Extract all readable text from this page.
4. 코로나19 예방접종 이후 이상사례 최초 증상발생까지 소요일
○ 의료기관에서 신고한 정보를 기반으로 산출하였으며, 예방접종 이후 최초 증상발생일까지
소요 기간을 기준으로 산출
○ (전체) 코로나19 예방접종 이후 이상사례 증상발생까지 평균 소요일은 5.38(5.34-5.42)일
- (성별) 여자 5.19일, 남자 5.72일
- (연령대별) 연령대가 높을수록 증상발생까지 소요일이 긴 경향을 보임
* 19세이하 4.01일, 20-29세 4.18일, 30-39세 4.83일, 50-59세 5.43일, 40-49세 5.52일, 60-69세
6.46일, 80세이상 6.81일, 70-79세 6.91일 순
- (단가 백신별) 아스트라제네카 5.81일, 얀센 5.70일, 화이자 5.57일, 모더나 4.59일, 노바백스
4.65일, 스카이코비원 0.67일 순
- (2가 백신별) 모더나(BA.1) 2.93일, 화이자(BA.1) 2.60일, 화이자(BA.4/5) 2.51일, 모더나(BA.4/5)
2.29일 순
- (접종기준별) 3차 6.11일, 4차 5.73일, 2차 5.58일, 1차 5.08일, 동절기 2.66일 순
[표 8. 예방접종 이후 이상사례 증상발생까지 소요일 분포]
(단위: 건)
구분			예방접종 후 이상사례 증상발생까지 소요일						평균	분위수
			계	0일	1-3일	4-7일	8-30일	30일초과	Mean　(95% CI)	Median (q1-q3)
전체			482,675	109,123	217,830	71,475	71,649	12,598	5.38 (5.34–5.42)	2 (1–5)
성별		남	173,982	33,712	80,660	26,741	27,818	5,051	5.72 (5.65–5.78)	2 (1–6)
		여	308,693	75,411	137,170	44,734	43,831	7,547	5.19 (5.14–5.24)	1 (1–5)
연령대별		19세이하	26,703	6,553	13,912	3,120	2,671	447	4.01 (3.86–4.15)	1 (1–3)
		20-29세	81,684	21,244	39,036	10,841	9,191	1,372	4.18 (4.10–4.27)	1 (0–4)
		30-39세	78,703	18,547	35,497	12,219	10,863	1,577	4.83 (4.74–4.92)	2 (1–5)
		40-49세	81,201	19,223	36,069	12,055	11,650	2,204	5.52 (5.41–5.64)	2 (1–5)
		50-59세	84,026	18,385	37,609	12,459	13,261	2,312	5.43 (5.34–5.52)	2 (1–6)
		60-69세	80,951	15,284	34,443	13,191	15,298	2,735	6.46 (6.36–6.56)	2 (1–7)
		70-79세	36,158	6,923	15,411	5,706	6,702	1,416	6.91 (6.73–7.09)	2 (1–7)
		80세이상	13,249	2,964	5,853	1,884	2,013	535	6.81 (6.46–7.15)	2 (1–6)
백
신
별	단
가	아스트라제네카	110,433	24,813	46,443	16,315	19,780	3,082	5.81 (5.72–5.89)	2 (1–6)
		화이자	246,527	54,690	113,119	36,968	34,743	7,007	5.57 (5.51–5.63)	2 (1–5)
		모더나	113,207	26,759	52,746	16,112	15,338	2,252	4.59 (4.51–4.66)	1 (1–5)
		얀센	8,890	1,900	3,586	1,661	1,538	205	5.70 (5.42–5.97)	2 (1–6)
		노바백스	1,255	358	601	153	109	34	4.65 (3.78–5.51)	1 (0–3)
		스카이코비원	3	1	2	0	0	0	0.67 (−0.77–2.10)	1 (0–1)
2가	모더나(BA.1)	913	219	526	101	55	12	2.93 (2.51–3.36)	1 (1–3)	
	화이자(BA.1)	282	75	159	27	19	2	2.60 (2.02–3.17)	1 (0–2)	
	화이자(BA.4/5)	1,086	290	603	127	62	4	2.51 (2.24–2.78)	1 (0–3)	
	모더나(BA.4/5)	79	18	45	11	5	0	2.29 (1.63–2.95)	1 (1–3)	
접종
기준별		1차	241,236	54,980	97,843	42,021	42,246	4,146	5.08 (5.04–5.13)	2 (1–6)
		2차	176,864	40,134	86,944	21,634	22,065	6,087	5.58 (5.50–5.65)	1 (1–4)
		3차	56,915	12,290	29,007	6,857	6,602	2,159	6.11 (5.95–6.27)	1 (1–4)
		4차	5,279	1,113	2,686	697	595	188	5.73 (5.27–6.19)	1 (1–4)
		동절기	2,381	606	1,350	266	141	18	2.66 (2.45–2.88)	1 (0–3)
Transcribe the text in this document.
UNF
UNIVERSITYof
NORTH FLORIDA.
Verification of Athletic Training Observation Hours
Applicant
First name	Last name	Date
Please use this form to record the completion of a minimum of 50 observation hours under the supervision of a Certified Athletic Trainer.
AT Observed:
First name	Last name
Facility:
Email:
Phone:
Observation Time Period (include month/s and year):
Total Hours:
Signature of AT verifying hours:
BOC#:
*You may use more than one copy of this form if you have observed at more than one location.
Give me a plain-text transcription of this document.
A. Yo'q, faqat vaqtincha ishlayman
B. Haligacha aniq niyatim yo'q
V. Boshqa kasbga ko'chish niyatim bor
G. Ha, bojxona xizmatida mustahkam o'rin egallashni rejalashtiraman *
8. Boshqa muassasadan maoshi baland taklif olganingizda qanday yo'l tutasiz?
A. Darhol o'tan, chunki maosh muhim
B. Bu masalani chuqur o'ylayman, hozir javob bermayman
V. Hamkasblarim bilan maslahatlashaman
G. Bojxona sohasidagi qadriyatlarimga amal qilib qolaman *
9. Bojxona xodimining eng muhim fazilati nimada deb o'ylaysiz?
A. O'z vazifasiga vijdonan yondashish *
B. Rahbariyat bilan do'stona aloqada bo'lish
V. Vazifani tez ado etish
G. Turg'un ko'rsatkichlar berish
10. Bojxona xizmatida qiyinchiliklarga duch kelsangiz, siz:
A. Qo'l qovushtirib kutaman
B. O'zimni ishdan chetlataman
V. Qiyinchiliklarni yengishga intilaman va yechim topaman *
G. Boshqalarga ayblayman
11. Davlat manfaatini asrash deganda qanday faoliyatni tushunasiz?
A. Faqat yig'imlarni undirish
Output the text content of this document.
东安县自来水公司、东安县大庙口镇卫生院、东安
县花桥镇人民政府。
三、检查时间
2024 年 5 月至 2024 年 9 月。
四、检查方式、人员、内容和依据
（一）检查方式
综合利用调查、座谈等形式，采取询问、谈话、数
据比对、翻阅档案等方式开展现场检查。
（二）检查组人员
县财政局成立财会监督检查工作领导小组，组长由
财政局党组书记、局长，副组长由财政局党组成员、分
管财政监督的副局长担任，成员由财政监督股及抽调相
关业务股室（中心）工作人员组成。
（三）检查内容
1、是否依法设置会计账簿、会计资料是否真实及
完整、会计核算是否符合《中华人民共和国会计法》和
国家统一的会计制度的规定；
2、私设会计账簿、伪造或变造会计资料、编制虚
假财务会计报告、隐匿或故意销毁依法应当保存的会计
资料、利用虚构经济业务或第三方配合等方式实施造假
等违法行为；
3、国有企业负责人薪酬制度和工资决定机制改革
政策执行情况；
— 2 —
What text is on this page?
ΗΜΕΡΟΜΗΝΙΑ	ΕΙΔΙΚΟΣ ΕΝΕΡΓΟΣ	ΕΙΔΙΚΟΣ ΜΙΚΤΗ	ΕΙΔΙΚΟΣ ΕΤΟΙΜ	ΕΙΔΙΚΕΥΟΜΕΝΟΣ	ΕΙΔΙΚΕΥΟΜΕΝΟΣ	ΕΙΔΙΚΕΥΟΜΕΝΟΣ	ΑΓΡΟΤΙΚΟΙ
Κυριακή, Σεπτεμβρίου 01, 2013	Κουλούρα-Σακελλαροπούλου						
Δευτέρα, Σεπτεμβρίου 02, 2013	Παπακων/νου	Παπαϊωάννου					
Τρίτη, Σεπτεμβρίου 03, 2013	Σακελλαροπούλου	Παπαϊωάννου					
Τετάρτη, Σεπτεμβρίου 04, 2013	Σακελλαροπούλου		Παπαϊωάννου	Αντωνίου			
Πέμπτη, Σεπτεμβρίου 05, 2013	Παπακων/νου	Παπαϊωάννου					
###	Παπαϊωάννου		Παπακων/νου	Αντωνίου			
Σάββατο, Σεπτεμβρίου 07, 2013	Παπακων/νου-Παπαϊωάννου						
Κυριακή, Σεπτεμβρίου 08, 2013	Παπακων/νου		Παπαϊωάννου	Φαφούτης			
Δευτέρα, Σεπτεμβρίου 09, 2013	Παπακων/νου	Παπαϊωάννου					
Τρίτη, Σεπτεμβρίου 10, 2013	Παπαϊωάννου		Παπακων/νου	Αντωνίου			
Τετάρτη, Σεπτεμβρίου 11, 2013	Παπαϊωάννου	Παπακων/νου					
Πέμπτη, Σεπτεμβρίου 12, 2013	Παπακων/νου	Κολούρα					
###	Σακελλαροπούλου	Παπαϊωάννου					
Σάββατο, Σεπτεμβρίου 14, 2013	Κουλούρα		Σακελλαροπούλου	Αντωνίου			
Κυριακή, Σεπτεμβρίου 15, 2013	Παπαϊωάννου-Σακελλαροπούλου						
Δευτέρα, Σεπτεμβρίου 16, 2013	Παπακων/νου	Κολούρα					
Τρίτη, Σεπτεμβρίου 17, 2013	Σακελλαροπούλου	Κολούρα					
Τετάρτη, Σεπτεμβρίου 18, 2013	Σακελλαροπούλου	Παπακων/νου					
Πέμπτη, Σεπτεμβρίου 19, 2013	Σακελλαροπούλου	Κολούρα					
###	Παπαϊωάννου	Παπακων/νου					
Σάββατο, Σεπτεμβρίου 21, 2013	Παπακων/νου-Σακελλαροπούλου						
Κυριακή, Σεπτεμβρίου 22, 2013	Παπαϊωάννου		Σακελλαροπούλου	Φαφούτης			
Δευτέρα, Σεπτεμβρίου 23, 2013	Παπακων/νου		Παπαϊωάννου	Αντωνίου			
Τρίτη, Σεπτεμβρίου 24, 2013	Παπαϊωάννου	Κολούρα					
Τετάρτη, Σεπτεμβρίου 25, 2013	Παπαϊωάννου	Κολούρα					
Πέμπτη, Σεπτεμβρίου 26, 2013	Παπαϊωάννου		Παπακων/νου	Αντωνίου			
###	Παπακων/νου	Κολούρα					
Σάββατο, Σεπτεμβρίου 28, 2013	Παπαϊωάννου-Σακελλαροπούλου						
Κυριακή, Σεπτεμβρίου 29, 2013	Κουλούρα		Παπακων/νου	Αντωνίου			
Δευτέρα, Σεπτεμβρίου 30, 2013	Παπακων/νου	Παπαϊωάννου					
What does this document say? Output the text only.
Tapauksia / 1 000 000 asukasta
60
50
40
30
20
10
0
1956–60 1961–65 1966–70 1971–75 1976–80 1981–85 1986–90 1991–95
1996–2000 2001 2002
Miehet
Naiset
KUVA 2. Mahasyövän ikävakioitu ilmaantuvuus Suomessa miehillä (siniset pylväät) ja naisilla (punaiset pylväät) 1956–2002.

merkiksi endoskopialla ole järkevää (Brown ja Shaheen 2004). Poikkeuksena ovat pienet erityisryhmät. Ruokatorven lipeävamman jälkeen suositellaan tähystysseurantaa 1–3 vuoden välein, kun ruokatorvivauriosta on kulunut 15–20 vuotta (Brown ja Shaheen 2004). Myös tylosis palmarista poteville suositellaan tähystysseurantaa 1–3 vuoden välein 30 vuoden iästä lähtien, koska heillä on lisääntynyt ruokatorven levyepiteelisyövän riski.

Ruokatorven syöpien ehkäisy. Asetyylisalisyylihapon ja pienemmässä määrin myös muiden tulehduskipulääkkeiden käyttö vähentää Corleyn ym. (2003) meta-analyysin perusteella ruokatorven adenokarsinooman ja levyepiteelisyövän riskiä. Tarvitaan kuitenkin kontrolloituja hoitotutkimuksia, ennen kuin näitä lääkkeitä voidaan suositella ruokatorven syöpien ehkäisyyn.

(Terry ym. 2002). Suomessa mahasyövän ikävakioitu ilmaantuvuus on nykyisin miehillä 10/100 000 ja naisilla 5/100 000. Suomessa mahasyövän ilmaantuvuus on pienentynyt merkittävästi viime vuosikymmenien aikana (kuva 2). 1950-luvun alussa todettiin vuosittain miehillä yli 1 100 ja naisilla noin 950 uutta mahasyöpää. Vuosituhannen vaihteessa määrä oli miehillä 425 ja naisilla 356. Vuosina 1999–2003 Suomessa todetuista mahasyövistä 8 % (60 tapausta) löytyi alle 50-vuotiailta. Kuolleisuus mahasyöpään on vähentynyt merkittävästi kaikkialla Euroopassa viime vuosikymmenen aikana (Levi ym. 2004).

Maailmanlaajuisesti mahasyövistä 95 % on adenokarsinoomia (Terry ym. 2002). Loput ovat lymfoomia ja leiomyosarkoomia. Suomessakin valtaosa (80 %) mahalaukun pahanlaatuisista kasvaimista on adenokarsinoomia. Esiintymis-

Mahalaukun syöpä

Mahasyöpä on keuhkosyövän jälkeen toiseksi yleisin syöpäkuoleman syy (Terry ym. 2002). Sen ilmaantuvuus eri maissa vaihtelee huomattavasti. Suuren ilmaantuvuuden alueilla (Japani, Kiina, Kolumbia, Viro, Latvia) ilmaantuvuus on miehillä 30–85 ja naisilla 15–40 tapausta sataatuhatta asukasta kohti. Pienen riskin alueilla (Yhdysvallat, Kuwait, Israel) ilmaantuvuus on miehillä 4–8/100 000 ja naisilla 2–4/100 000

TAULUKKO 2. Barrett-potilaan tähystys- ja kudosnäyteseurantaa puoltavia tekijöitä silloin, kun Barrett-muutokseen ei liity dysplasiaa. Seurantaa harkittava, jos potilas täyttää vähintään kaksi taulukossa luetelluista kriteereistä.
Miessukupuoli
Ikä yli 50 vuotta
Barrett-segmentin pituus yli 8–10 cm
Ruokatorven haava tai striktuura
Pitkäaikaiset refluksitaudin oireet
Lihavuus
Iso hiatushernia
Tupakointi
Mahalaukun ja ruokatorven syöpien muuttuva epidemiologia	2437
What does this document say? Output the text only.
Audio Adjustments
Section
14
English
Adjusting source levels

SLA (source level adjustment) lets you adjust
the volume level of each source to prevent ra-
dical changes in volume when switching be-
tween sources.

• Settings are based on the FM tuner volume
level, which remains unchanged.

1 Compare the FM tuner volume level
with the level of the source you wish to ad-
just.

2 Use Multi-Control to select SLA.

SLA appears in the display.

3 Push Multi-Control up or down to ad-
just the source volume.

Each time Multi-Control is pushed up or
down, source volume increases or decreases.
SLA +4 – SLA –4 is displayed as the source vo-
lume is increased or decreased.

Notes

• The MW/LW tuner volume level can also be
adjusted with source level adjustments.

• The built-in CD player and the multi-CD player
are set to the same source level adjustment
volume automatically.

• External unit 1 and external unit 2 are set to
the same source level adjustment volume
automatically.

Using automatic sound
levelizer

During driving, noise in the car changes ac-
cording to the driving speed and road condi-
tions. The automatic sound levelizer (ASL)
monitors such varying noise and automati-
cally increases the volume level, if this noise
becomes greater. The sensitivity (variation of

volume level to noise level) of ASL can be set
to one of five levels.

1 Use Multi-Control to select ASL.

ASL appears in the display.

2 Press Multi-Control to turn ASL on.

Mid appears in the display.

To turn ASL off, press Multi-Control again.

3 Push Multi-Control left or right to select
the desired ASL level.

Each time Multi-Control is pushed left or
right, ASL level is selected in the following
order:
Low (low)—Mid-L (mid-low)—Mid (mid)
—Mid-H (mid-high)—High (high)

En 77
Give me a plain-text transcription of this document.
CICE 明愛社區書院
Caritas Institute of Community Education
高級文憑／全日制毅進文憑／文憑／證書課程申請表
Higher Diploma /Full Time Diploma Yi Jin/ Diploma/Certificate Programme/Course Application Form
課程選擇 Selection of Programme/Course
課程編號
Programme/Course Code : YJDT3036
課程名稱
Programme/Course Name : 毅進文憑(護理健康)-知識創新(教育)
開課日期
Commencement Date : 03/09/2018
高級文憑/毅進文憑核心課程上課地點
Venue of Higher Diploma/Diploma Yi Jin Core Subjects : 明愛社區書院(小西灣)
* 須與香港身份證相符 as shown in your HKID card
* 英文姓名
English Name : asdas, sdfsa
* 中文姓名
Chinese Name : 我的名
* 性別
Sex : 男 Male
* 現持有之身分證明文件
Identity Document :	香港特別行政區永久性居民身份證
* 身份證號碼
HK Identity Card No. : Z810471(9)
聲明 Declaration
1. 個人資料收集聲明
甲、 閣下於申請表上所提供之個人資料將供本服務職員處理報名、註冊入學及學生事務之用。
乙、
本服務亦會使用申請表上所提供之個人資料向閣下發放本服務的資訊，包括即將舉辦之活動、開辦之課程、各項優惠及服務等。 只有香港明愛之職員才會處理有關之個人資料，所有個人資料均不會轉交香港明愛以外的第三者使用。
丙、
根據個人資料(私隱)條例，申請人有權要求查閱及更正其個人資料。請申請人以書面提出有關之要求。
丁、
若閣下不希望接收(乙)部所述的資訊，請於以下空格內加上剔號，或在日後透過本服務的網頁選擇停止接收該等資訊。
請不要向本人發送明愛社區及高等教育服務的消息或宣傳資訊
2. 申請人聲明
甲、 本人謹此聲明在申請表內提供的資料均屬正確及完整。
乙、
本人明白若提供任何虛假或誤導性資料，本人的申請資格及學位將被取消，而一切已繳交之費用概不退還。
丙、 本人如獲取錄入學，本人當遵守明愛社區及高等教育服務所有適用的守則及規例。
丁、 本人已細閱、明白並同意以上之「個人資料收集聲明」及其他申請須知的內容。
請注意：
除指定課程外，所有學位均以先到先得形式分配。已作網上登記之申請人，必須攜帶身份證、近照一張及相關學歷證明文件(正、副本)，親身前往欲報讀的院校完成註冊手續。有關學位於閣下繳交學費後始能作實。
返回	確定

> _EXERCISE INSTRUCTIONS_
Show the lines of the data that hold the word "Κουλούρα".

> _FINAL RESULT_
Κυριακή, Σεπτεμβρίου 01, 2013	Κουλούρα-Σακελλαροπούλου						
Σάββατο, Σεπτεμβρίου 14, 2013	Κουλούρα		Σακελλαροπούλου	Αντωνίου			
Κυριακή, Σεπτεμβρίου 29, 2013	Κουλούρα		Παπακων/νου	Αντωνίου			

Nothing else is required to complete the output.